#### [TASK INSTRUCTIONS]
Find each line with the word "pass" and copy it.

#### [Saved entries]
=-=-=-=-=

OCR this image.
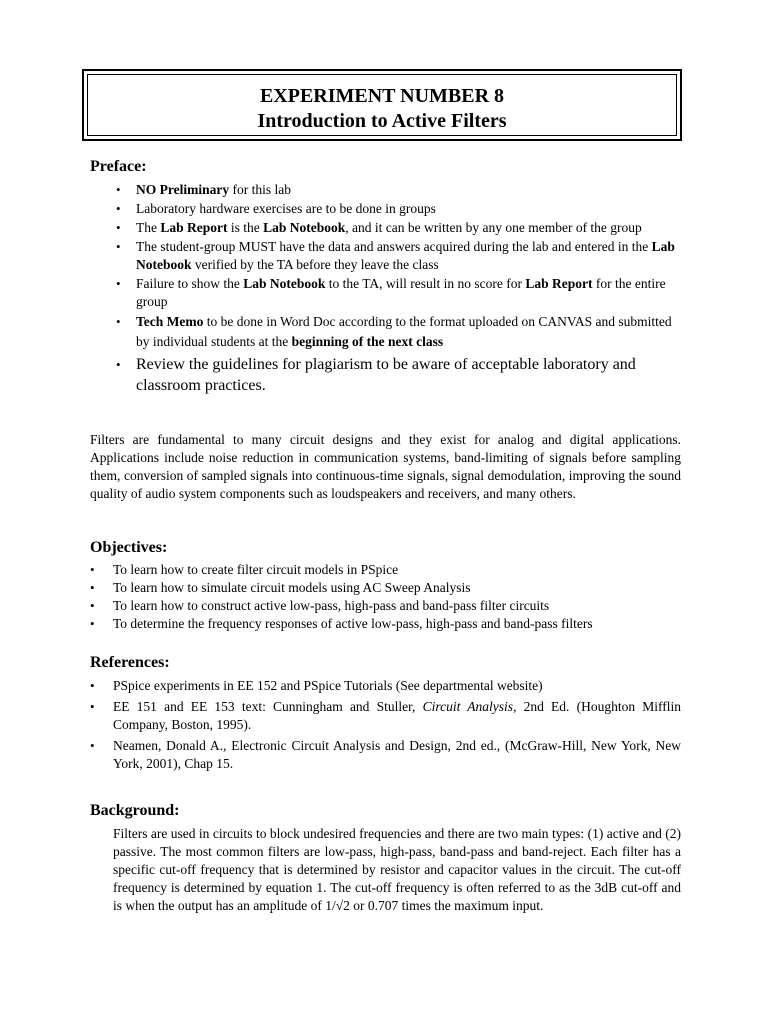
EXPERIMENT NUMBER 8
Introduction to Active Filters
Preface:
• NO Preliminary for this lab
• Laboratory hardware exercises are to be done in groups
• The Lab Report is the Lab Notebook, and it can be written by any one member of the group
• The student-group MUST have the data and answers acquired during the lab and entered in the Lab Notebook verified by the TA before they leave the class
• Failure to show the Lab Notebook to the TA, will result in no score for Lab Report for the entire group
• Tech Memo to be done in Word Doc according to the format uploaded on CANVAS and submitted by individual students at the beginning of the next class
• Review the guidelines for plagiarism to be aware of acceptable laboratory and classroom practices.
Filters are fundamental to many circuit designs and they exist for analog and digital applications. Applications include noise reduction in communication systems, band-limiting of signals before sampling them, conversion of sampled signals into continuous-time signals, signal demodulation, improving the sound quality of audio system components such as loudspeakers and receivers, and many others.
Objectives:
• To learn how to create filter circuit models in PSpice
• To learn how to simulate circuit models using AC Sweep Analysis
• To learn how to construct active low-pass, high-pass and band-pass filter circuits
• To determine the frequency responses of active low-pass, high-pass and band-pass filters
References:
• PSpice experiments in EE 152 and PSpice Tutorials (See departmental website)
• EE 151 and EE 153 text: Cunningham and Stuller, Circuit Analysis, 2nd Ed. (Houghton Mifflin Company, Boston, 1995).
• Neamen, Donald A., Electronic Circuit Analysis and Design, 2nd ed., (McGraw-Hill, New York, New York, 2001), Chap 15.
Background:
Filters are used in circuits to block undesired frequencies and there are two main types: (1) active and (2) passive. The most common filters are low-pass, high-pass, band-pass and band-reject. Each filter has a specific cut-off frequency that is determined by resistor and capacitor values in the circuit. The cut-off frequency is determined by equation 1. The cut-off frequency is often referred to as the 3dB cut-off and is when the output has an amplitude of 1/√2 or 0.707 times the maximum input.
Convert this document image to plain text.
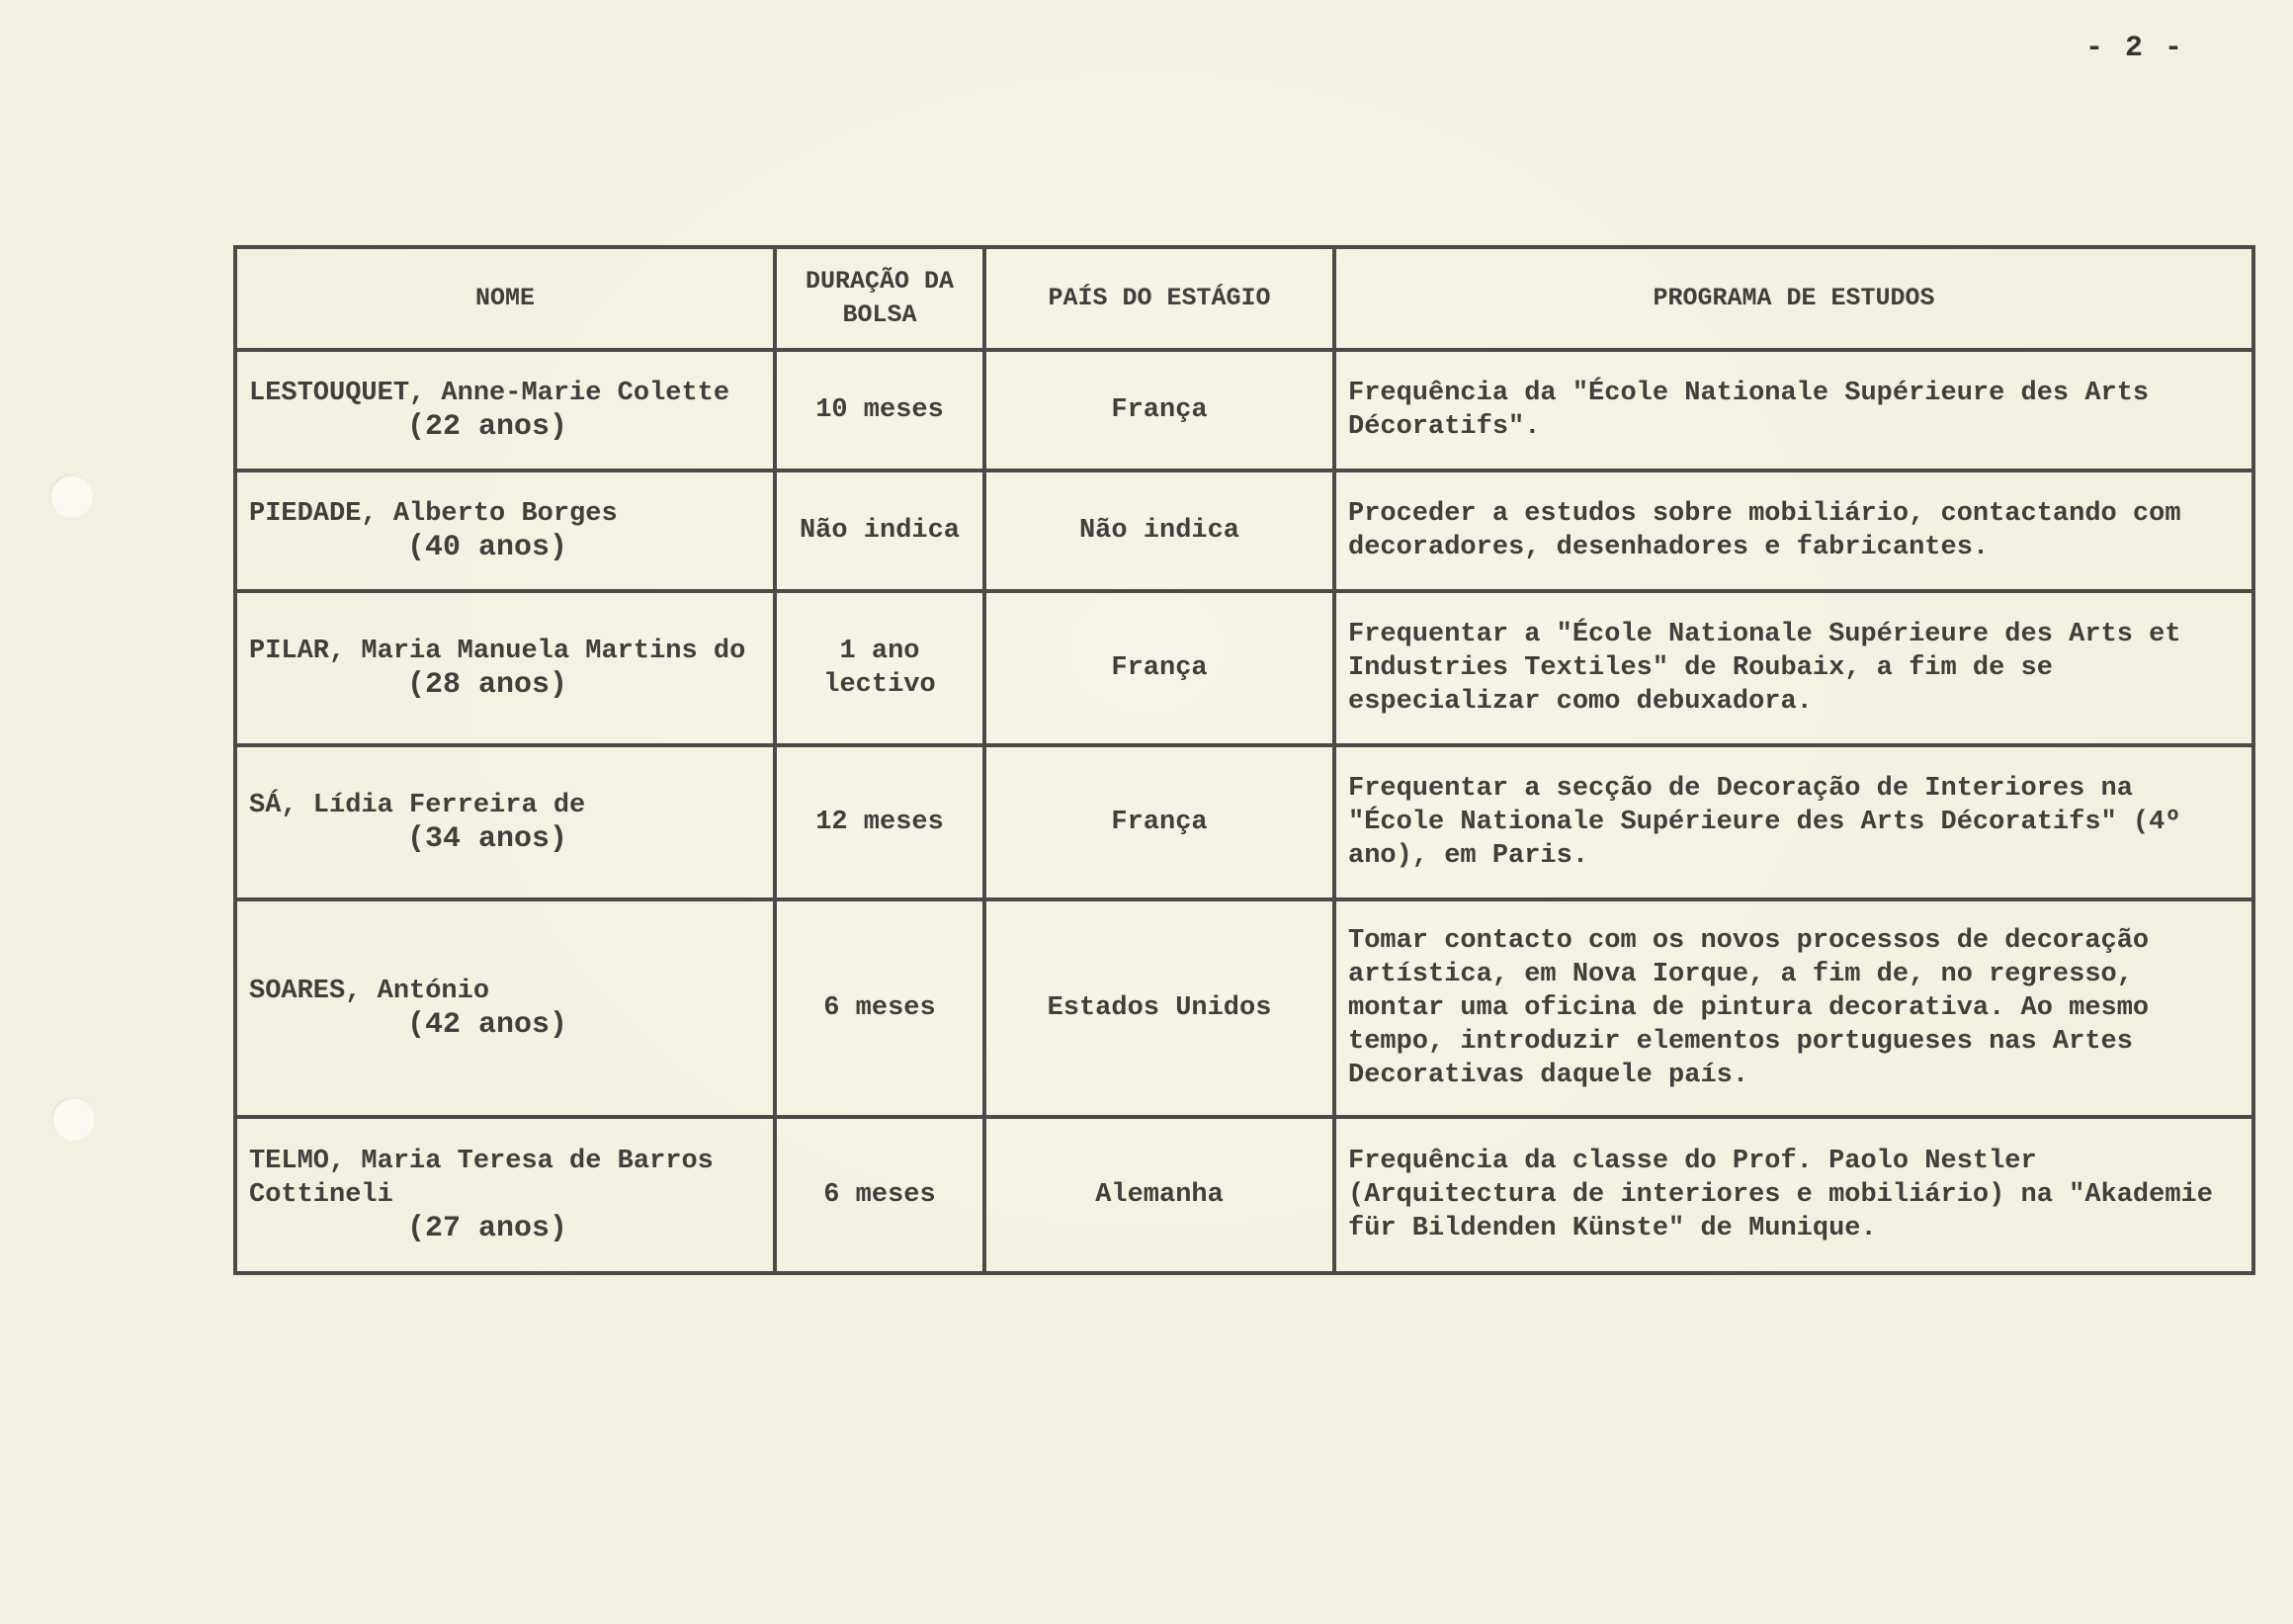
- 2 -
NOME	DURAÇÃO DA BOLSA	PAÍS DO ESTÁGIO	PROGRAMA DE ESTUDOS

LESTOUQUET, Anne-Marie Colette
(22 anos)	10 meses	França	Frequência da "École Nationale Supérieure des Arts Décoratifs".

PIEDADE, Alberto Borges
(40 anos)	Não indica	Não indica	Proceder a estudos sobre mobiliário, contactando com decoradores, desenhadores e fabricantes.

PILAR, Maria Manuela Martins do
(28 anos)	1 ano lectivo	França	Frequentar a "École Nationale Supérieure des Arts et Industries Textiles" de Roubaix, a fim de se especializar como debuxadora.

SÁ, Lídia Ferreira de
(34 anos)	12 meses	França	Frequentar a secção de Decoração de Interiores na "École Nationale Supérieure des Arts Décoratifs" (4º ano), em Paris.

SOARES, António
(42 anos)	6 meses	Estados Unidos	Tomar contacto com os novos processos de decoração artística, em Nova Iorque, a fim de, no regresso, montar uma oficina de pintura decorativa. Ao mesmo tempo, introduzir elementos portugueses nas Artes Decorativas daquele país.

TELMO, Maria Teresa de Barros Cottineli
(27 anos)	6 meses	Alemanha	Frequência da classe do Prof. Paolo Nestler (Arquitectura de interiores e mobiliário) na "Akademie für Bildenden Künste" de Munique.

=-=-=-=-=

#### [WRITTEN ANSWER]
• To learn how to construct active low-pass, high-pass and band-pass filter circuits
• To determine the frequency responses of active low-pass, high-pass and band-pass filters
Filters are used in circuits to block undesired frequencies and there are two main types: (1) active and (2) passive. The most common filters are low-pass, high-pass, band-pass and band-reject. Each filter has a specific cut-off frequency that is determined by resistor and capacitor values in the circuit. The cut-off frequency is determined by equation 1. The cut-off frequency is often referred to as the 3dB cut-off and is when the output has an amplitude of 1/√2 or 0.707 times the maximum input.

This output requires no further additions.